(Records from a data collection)
Start
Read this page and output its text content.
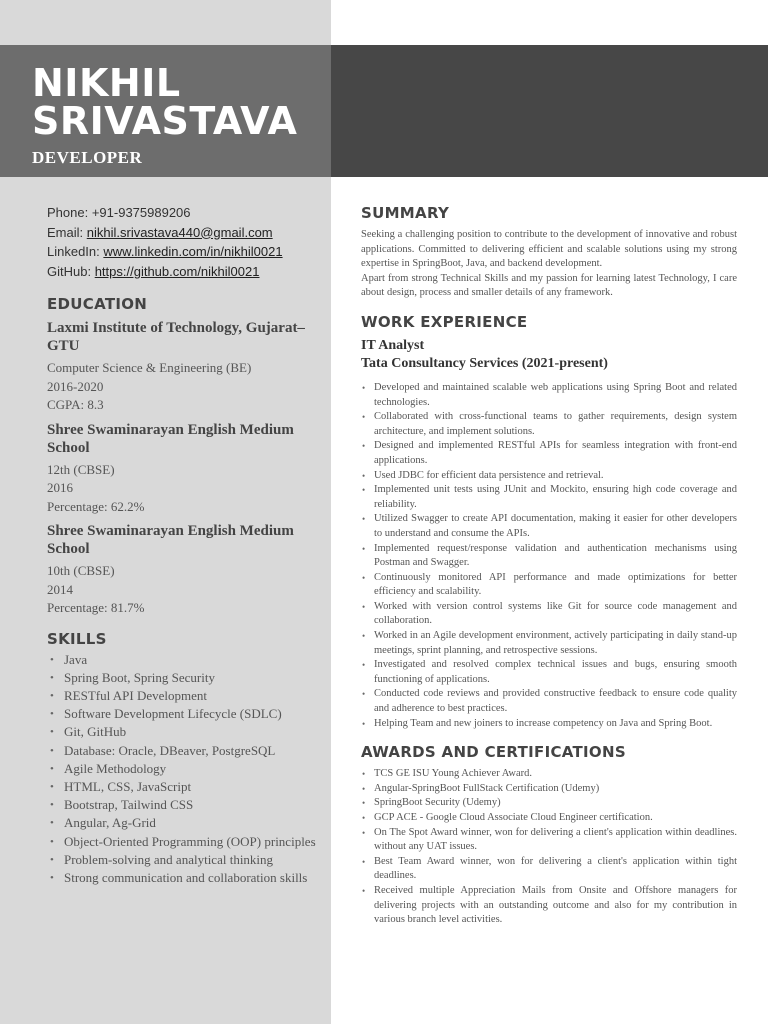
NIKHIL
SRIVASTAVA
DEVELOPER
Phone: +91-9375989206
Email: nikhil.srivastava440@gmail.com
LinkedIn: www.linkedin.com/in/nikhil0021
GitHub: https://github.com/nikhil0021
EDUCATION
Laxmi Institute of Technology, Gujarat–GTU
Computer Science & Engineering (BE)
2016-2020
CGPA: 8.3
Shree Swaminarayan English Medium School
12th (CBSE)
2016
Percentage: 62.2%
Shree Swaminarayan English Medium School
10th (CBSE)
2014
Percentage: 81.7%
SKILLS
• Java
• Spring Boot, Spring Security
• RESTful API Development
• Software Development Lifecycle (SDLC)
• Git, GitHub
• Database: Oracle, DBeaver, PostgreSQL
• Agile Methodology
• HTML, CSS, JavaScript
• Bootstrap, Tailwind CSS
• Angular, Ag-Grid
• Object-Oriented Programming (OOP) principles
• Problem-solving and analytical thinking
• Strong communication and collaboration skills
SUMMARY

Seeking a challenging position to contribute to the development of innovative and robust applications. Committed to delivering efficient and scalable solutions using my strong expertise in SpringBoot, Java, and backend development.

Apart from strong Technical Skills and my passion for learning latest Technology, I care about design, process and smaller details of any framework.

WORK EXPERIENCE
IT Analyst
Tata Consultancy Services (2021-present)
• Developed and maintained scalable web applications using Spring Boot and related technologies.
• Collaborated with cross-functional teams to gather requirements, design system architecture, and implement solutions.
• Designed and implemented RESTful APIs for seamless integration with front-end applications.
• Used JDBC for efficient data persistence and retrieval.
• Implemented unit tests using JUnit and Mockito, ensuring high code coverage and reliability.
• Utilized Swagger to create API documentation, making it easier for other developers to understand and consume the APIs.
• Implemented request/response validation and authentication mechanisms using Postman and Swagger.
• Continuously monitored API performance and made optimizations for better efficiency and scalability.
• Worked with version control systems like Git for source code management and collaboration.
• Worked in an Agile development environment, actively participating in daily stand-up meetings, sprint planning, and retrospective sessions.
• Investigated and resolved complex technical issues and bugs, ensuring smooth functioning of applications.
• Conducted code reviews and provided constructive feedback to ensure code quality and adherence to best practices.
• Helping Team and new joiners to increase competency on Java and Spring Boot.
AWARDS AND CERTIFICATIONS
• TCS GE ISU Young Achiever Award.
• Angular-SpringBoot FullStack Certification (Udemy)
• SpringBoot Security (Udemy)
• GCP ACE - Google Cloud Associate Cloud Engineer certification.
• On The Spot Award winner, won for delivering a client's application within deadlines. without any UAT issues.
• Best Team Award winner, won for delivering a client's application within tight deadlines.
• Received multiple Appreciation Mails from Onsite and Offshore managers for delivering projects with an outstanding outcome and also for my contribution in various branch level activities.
End
◆ **Short problem**: Keep the pictures out of your copy, and repeat every entry above exactly.

◆ **Answer for this exercise**:
Read this page and output its text content.
NIKHIL
SRIVASTAVA
DEVELOPER
Phone: +91-9375989206
Email: nikhil.srivastava440@gmail.com
LinkedIn: www.linkedin.com/in/nikhil0021
GitHub: https://github.com/nikhil0021
EDUCATION
Laxmi Institute of Technology, Gujarat–GTU
Computer Science & Engineering (BE)
2016-2020
CGPA: 8.3
Shree Swaminarayan English Medium School
12th (CBSE)
2016
Percentage: 62.2%
Shree Swaminarayan English Medium School
10th (CBSE)
2014
Percentage: 81.7%
SKILLS
• Java
• Spring Boot, Spring Security
• RESTful API Development
• Software Development Lifecycle (SDLC)
• Git, GitHub
• Database: Oracle, DBeaver, PostgreSQL
• Agile Methodology
• HTML, CSS, JavaScript
• Bootstrap, Tailwind CSS
• Angular, Ag-Grid
• Object-Oriented Programming (OOP) principles
• Problem-solving and analytical thinking
• Strong communication and collaboration skills
SUMMARY

Seeking a challenging position to contribute to the development of innovative and robust applications. Committed to delivering efficient and scalable solutions using my strong expertise in SpringBoot, Java, and backend development.

Apart from strong Technical Skills and my passion for learning latest Technology, I care about design, process and smaller details of any framework.

WORK EXPERIENCE
IT Analyst
Tata Consultancy Services (2021-present)
• Developed and maintained scalable web applications using Spring Boot and related technologies.
• Collaborated with cross-functional teams to gather requirements, design system architecture, and implement solutions.
• Designed and implemented RESTful APIs for seamless integration with front-end applications.
• Used JDBC for efficient data persistence and retrieval.
• Implemented unit tests using JUnit and Mockito, ensuring high code coverage and reliability.
• Utilized Swagger to create API documentation, making it easier for other developers to understand and consume the APIs.
• Implemented request/response validation and authentication mechanisms using Postman and Swagger.
• Continuously monitored API performance and made optimizations for better efficiency and scalability.
• Worked with version control systems like Git for source code management and collaboration.
• Worked in an Agile development environment, actively participating in daily stand-up meetings, sprint planning, and retrospective sessions.
• Investigated and resolved complex technical issues and bugs, ensuring smooth functioning of applications.
• Conducted code reviews and provided constructive feedback to ensure code quality and adherence to best practices.
• Helping Team and new joiners to increase competency on Java and Spring Boot.
AWARDS AND CERTIFICATIONS
• TCS GE ISU Young Achiever Award.
• Angular-SpringBoot FullStack Certification (Udemy)
• SpringBoot Security (Udemy)
• GCP ACE - Google Cloud Associate Cloud Engineer certification.
• On The Spot Award winner, won for delivering a client's application within deadlines. without any UAT issues.
• Best Team Award winner, won for delivering a client's application within tight deadlines.
• Received multiple Appreciation Mails from Onsite and Offshore managers for delivering projects with an outstanding outcome and also for my contribution in various branch level activities.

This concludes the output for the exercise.